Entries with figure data
╔══

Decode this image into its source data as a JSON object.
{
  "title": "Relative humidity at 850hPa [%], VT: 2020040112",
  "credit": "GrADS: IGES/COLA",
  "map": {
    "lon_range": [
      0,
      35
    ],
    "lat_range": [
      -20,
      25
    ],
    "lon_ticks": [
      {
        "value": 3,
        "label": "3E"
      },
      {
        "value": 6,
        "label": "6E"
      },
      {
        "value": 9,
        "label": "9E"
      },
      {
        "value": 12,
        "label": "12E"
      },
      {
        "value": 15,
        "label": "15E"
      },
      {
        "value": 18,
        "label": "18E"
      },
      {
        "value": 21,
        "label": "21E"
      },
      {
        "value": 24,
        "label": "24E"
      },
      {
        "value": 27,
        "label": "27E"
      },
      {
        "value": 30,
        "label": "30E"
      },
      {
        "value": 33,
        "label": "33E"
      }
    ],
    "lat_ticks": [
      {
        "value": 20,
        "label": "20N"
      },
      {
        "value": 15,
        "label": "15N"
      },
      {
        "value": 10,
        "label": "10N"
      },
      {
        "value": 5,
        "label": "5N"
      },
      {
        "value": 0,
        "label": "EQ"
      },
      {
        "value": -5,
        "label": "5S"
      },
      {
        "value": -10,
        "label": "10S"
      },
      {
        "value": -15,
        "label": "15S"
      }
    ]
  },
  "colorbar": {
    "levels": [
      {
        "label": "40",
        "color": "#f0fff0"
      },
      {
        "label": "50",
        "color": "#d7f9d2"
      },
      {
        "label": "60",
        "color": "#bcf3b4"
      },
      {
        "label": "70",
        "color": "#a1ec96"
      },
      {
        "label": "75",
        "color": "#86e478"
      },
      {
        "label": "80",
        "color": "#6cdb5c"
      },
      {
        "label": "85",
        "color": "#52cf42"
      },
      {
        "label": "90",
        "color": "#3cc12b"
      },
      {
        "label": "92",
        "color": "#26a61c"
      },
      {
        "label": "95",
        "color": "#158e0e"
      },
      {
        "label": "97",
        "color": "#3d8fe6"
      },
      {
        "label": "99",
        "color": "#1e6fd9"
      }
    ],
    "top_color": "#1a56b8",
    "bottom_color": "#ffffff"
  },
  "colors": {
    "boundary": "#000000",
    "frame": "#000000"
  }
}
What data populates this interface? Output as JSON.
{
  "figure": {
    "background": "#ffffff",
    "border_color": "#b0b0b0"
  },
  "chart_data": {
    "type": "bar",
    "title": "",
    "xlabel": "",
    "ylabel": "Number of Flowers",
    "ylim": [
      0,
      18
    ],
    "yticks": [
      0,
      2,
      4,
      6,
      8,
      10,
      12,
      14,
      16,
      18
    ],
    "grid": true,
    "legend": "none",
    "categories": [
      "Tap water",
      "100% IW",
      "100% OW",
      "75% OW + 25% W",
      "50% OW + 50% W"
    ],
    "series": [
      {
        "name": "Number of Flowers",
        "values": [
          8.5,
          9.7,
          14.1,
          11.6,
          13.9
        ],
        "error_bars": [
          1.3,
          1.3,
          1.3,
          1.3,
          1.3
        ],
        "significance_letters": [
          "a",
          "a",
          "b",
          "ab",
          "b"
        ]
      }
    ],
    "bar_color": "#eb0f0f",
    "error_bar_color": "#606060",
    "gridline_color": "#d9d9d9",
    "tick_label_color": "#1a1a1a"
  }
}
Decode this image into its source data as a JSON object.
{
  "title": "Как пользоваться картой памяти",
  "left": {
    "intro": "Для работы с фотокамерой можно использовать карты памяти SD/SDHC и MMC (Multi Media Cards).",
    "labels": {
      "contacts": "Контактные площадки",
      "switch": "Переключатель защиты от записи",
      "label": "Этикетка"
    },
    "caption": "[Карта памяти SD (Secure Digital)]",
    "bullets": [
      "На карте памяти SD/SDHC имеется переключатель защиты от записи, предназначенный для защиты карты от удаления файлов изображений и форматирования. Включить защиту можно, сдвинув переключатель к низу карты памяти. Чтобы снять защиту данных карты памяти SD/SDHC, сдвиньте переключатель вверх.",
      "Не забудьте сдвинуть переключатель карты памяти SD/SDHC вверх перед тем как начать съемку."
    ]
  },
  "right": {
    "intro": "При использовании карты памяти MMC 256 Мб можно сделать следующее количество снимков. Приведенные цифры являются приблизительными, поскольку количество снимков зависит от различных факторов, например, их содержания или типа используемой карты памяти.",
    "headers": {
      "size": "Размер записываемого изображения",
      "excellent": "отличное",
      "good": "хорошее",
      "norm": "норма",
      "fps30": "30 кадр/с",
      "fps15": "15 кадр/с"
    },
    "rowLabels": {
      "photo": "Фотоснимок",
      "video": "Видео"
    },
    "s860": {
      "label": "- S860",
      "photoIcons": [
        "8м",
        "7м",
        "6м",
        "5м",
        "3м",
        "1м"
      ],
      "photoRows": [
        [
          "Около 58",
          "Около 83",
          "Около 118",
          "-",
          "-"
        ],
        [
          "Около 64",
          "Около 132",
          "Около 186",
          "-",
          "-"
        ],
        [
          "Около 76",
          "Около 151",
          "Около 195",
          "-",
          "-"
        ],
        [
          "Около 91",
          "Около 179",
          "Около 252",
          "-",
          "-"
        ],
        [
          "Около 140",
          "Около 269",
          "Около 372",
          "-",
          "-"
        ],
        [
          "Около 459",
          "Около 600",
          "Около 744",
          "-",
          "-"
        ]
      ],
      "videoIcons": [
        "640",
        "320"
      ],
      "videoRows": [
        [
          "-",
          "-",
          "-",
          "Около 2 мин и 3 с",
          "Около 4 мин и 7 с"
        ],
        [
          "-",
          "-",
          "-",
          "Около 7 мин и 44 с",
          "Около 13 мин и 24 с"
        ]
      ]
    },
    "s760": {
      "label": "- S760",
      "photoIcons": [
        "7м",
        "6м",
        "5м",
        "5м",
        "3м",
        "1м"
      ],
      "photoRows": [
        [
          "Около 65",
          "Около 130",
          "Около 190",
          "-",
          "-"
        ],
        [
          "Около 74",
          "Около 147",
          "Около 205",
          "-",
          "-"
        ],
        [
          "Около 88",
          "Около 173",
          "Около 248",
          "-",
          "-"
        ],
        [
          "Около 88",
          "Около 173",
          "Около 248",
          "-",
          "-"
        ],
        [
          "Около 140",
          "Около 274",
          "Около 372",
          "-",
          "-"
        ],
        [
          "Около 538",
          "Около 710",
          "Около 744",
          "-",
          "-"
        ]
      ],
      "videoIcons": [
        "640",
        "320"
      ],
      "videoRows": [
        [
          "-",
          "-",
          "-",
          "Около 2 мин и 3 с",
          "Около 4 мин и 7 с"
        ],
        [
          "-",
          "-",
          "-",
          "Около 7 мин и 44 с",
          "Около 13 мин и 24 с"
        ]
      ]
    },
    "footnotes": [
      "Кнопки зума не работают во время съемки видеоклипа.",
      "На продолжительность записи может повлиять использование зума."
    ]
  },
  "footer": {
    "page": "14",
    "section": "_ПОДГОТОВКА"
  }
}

╚══

§ EXERCISE REQUIREMENTS: Write the material out exactly, with nothing left out.

§ TASK RESULT:
Decode this image into its source data as a JSON object.
{
  "title": "Relative humidity at 850hPa [%], VT: 2020040112",
  "credit": "GrADS: IGES/COLA",
  "map": {
    "lon_range": [
      0,
      35
    ],
    "lat_range": [
      -20,
      25
    ],
    "lon_ticks": [
      {
        "value": 3,
        "label": "3E"
      },
      {
        "value": 6,
        "label": "6E"
      },
      {
        "value": 9,
        "label": "9E"
      },
      {
        "value": 12,
        "label": "12E"
      },
      {
        "value": 15,
        "label": "15E"
      },
      {
        "value": 18,
        "label": "18E"
      },
      {
        "value": 21,
        "label": "21E"
      },
      {
        "value": 24,
        "label": "24E"
      },
      {
        "value": 27,
        "label": "27E"
      },
      {
        "value": 30,
        "label": "30E"
      },
      {
        "value": 33,
        "label": "33E"
      }
    ],
    "lat_ticks": [
      {
        "value": 20,
        "label": "20N"
      },
      {
        "value": 15,
        "label": "15N"
      },
      {
        "value": 10,
        "label": "10N"
      },
      {
        "value": 5,
        "label": "5N"
      },
      {
        "value": 0,
        "label": "EQ"
      },
      {
        "value": -5,
        "label": "5S"
      },
      {
        "value": -10,
        "label": "10S"
      },
      {
        "value": -15,
        "label": "15S"
      }
    ]
  },
  "colorbar": {
    "levels": [
      {
        "label": "40",
        "color": "#f0fff0"
      },
      {
        "label": "50",
        "color": "#d7f9d2"
      },
      {
        "label": "60",
        "color": "#bcf3b4"
      },
      {
        "label": "70",
        "color": "#a1ec96"
      },
      {
        "label": "75",
        "color": "#86e478"
      },
      {
        "label": "80",
        "color": "#6cdb5c"
      },
      {
        "label": "85",
        "color": "#52cf42"
      },
      {
        "label": "90",
        "color": "#3cc12b"
      },
      {
        "label": "92",
        "color": "#26a61c"
      },
      {
        "label": "95",
        "color": "#158e0e"
      },
      {
        "label": "97",
        "color": "#3d8fe6"
      },
      {
        "label": "99",
        "color": "#1e6fd9"
      }
    ],
    "top_color": "#1a56b8",
    "bottom_color": "#ffffff"
  },
  "colors": {
    "boundary": "#000000",
    "frame": "#000000"
  }
}
What data populates this interface? Output as JSON.
{
  "figure": {
    "background": "#ffffff",
    "border_color": "#b0b0b0"
  },
  "chart_data": {
    "type": "bar",
    "title": "",
    "xlabel": "",
    "ylabel": "Number of Flowers",
    "ylim": [
      0,
      18
    ],
    "yticks": [
      0,
      2,
      4,
      6,
      8,
      10,
      12,
      14,
      16,
      18
    ],
    "grid": true,
    "legend": "none",
    "categories": [
      "Tap water",
      "100% IW",
      "100% OW",
      "75% OW + 25% W",
      "50% OW + 50% W"
    ],
    "series": [
      {
        "name": "Number of Flowers",
        "values": [
          8.5,
          9.7,
          14.1,
          11.6,
          13.9
        ],
        "error_bars": [
          1.3,
          1.3,
          1.3,
          1.3,
          1.3
        ],
        "significance_letters": [
          "a",
          "a",
          "b",
          "ab",
          "b"
        ]
      }
    ],
    "bar_color": "#eb0f0f",
    "error_bar_color": "#606060",
    "gridline_color": "#d9d9d9",
    "tick_label_color": "#1a1a1a"
  }
}
Decode this image into its source data as a JSON object.
{
  "title": "Как пользоваться картой памяти",
  "left": {
    "intro": "Для работы с фотокамерой можно использовать карты памяти SD/SDHC и MMC (Multi Media Cards).",
    "labels": {
      "contacts": "Контактные площадки",
      "switch": "Переключатель защиты от записи",
      "label": "Этикетка"
    },
    "caption": "[Карта памяти SD (Secure Digital)]",
    "bullets": [
      "На карте памяти SD/SDHC имеется переключатель защиты от записи, предназначенный для защиты карты от удаления файлов изображений и форматирования. Включить защиту можно, сдвинув переключатель к низу карты памяти. Чтобы снять защиту данных карты памяти SD/SDHC, сдвиньте переключатель вверх.",
      "Не забудьте сдвинуть переключатель карты памяти SD/SDHC вверх перед тем как начать съемку."
    ]
  },
  "right": {
    "intro": "При использовании карты памяти MMC 256 Мб можно сделать следующее количество снимков. Приведенные цифры являются приблизительными, поскольку количество снимков зависит от различных факторов, например, их содержания или типа используемой карты памяти.",
    "headers": {
      "size": "Размер записываемого изображения",
      "excellent": "отличное",
      "good": "хорошее",
      "norm": "норма",
      "fps30": "30 кадр/с",
      "fps15": "15 кадр/с"
    },
    "rowLabels": {
      "photo": "Фотоснимок",
      "video": "Видео"
    },
    "s860": {
      "label": "- S860",
      "photoIcons": [
        "8м",
        "7м",
        "6м",
        "5м",
        "3м",
        "1м"
      ],
      "photoRows": [
        [
          "Около 58",
          "Около 83",
          "Около 118",
          "-",
          "-"
        ],
        [
          "Около 64",
          "Около 132",
          "Около 186",
          "-",
          "-"
        ],
        [
          "Около 76",
          "Около 151",
          "Около 195",
          "-",
          "-"
        ],
        [
          "Около 91",
          "Около 179",
          "Около 252",
          "-",
          "-"
        ],
        [
          "Около 140",
          "Около 269",
          "Около 372",
          "-",
          "-"
        ],
        [
          "Около 459",
          "Около 600",
          "Около 744",
          "-",
          "-"
        ]
      ],
      "videoIcons": [
        "640",
        "320"
      ],
      "videoRows": [
        [
          "-",
          "-",
          "-",
          "Около 2 мин и 3 с",
          "Около 4 мин и 7 с"
        ],
        [
          "-",
          "-",
          "-",
          "Около 7 мин и 44 с",
          "Около 13 мин и 24 с"
        ]
      ]
    },
    "s760": {
      "label": "- S760",
      "photoIcons": [
        "7м",
        "6м",
        "5м",
        "5м",
        "3м",
        "1м"
      ],
      "photoRows": [
        [
          "Около 65",
          "Около 130",
          "Около 190",
          "-",
          "-"
        ],
        [
          "Около 74",
          "Около 147",
          "Около 205",
          "-",
          "-"
        ],
        [
          "Около 88",
          "Около 173",
          "Около 248",
          "-",
          "-"
        ],
        [
          "Около 88",
          "Около 173",
          "Около 248",
          "-",
          "-"
        ],
        [
          "Около 140",
          "Около 274",
          "Около 372",
          "-",
          "-"
        ],
        [
          "Около 538",
          "Около 710",
          "Около 744",
          "-",
          "-"
        ]
      ],
      "videoIcons": [
        "640",
        "320"
      ],
      "videoRows": [
        [
          "-",
          "-",
          "-",
          "Около 2 мин и 3 с",
          "Около 4 мин и 7 с"
        ],
        [
          "-",
          "-",
          "-",
          "Около 7 мин и 44 с",
          "Около 13 мин и 24 с"
        ]
      ]
    },
    "footnotes": [
      "Кнопки зума не работают во время съемки видеоклипа.",
      "На продолжительность записи может повлиять использование зума."
    ]
  },
  "footer": {
    "page": "14",
    "section": "_ПОДГОТОВКА"
  }
}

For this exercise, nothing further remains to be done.